Gather the lines from the material that contain "MiddleCtx".

● Exercise input:
[BEGIN]

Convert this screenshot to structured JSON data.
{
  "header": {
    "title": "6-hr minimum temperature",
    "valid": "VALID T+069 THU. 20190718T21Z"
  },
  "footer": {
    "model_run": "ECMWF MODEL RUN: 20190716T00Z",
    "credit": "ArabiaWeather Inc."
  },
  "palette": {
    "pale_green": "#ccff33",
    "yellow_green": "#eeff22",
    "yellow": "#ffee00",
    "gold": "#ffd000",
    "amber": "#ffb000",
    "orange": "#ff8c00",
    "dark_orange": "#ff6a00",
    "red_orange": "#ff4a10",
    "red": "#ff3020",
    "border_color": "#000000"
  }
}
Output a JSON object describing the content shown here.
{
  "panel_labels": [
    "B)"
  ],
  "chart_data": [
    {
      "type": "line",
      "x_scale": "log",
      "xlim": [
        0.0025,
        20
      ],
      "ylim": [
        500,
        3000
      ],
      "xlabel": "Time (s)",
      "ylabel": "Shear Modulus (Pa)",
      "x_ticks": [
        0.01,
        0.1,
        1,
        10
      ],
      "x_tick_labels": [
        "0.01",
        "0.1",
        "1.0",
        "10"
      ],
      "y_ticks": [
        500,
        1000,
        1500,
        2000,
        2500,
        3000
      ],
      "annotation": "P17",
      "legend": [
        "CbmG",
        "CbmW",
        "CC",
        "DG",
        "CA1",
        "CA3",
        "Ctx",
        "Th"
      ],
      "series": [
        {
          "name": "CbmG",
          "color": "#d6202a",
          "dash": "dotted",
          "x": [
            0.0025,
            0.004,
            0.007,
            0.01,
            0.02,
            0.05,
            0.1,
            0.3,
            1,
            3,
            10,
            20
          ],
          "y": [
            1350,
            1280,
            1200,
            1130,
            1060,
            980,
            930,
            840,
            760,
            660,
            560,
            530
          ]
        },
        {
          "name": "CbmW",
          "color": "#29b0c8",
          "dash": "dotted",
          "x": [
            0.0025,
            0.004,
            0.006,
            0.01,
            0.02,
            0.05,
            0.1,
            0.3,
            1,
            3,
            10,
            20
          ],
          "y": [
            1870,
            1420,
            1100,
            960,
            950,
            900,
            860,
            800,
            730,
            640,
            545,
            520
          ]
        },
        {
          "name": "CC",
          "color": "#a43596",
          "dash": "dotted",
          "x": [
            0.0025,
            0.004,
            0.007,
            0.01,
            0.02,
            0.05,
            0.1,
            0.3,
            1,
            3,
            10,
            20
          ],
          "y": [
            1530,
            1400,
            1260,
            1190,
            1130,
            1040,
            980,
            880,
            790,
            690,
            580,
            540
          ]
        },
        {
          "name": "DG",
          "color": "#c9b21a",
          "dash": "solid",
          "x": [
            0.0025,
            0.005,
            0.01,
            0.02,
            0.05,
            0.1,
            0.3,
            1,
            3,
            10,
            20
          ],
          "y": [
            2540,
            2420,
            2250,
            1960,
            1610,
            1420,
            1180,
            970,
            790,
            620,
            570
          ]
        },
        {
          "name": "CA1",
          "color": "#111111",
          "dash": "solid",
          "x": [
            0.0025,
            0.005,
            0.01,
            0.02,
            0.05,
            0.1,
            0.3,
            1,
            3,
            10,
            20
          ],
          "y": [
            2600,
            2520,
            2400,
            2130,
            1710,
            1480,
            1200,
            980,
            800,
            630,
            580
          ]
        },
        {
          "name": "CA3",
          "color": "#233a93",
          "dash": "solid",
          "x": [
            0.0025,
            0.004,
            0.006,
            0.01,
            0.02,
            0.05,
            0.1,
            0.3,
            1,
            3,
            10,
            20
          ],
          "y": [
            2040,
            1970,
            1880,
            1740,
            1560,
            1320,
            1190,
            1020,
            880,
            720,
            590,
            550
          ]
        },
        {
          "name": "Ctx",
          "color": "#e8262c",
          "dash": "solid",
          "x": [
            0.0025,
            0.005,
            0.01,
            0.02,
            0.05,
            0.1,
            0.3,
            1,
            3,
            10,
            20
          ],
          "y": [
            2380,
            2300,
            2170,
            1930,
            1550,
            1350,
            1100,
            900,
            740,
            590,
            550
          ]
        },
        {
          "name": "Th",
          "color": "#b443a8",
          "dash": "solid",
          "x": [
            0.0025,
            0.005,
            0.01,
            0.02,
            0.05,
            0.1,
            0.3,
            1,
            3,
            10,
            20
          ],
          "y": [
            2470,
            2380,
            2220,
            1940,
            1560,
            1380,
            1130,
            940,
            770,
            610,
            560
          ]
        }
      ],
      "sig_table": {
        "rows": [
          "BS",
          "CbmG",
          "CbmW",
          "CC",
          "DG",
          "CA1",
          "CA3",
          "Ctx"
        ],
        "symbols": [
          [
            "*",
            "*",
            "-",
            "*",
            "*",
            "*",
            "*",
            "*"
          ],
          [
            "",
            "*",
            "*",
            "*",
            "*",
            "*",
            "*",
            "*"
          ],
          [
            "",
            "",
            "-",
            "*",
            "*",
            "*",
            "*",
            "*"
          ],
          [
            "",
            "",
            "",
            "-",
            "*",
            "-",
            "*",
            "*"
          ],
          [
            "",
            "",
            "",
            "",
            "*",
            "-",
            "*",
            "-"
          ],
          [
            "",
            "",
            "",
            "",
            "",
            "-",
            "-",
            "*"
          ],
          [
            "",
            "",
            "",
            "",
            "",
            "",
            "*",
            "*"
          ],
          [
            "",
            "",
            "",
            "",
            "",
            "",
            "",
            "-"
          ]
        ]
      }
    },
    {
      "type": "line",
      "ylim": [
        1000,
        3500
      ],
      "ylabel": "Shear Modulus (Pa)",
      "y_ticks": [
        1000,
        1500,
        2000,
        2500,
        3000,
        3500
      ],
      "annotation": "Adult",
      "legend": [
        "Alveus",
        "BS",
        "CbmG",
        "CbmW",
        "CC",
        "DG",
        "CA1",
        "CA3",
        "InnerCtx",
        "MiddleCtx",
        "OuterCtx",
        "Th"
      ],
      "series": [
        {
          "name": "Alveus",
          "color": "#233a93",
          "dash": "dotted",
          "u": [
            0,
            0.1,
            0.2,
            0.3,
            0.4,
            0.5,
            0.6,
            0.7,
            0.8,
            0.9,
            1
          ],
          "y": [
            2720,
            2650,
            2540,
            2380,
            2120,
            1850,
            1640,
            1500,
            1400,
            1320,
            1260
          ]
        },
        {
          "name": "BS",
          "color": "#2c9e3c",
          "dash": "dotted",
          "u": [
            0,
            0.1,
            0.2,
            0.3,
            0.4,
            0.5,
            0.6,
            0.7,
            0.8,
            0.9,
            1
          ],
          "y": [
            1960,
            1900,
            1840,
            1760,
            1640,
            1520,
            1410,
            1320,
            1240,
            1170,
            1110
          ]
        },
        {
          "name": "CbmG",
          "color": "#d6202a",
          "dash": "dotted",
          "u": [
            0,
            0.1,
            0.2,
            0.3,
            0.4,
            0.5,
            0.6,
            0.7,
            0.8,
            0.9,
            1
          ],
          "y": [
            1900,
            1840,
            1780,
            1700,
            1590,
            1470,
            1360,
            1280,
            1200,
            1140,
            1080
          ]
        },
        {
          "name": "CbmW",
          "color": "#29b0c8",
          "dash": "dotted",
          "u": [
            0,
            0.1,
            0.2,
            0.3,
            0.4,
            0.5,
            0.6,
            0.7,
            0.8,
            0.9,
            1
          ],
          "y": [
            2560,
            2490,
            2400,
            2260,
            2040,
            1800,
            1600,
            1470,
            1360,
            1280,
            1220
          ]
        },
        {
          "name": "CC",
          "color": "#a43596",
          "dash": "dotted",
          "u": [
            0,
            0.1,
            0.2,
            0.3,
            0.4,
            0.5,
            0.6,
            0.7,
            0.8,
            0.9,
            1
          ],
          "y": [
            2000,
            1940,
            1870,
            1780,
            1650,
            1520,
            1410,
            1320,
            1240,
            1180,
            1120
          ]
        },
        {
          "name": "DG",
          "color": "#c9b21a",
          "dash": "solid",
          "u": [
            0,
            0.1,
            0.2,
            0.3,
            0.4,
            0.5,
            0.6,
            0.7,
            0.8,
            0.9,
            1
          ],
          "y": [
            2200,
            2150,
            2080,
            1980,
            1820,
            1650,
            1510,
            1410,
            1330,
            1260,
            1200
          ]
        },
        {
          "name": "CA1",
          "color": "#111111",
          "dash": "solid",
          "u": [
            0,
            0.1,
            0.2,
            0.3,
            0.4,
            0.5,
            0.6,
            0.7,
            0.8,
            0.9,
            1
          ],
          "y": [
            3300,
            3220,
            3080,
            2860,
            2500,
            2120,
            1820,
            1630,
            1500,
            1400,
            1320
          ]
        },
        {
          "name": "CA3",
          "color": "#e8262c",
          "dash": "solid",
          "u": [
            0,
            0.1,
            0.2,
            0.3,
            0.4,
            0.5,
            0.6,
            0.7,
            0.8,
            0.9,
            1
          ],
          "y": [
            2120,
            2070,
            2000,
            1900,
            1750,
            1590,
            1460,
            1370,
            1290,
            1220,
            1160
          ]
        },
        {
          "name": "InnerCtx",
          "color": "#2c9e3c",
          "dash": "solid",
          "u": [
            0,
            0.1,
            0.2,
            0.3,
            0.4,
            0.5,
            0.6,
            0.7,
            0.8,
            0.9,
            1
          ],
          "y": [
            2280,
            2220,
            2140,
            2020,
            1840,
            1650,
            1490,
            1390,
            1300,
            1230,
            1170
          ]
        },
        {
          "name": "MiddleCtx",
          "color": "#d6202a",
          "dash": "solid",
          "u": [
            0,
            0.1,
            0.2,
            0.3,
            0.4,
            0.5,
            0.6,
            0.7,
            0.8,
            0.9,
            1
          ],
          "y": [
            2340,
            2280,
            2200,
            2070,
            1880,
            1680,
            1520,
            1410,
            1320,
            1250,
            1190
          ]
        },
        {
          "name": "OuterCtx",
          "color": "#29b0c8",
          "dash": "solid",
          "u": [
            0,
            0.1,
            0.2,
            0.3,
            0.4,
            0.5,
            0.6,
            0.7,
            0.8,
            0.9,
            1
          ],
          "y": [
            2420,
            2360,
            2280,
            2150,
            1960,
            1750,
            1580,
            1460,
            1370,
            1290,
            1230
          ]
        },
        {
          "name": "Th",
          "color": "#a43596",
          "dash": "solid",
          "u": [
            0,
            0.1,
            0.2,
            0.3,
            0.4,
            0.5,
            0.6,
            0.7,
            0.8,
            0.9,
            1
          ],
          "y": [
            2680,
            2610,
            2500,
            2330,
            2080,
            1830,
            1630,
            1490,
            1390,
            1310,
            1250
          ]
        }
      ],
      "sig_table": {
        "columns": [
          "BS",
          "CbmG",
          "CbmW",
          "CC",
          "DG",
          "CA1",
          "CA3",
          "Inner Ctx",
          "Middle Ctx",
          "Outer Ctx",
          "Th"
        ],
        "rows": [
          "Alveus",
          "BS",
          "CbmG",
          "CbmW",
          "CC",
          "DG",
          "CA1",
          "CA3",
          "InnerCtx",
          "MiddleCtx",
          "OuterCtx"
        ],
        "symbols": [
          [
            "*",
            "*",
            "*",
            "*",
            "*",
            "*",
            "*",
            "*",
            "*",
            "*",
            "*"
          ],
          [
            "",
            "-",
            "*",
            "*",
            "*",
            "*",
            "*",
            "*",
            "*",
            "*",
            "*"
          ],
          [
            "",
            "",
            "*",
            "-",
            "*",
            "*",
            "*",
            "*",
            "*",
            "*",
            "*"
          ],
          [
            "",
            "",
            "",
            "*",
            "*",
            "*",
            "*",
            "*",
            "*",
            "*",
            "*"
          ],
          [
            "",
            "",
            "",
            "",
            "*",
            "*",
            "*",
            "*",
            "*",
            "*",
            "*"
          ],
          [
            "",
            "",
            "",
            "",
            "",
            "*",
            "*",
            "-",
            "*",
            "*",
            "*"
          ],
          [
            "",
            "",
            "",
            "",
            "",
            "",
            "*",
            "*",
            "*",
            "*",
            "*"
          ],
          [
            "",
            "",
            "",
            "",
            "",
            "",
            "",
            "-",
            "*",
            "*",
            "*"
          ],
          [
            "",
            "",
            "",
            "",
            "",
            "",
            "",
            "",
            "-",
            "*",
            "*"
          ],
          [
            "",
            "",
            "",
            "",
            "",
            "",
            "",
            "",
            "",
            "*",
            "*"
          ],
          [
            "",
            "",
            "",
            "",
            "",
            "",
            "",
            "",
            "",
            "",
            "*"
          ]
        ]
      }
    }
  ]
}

[END]

● Answer to this exercise:
        "MiddleCtx",
          "name": "MiddleCtx",
          "MiddleCtx",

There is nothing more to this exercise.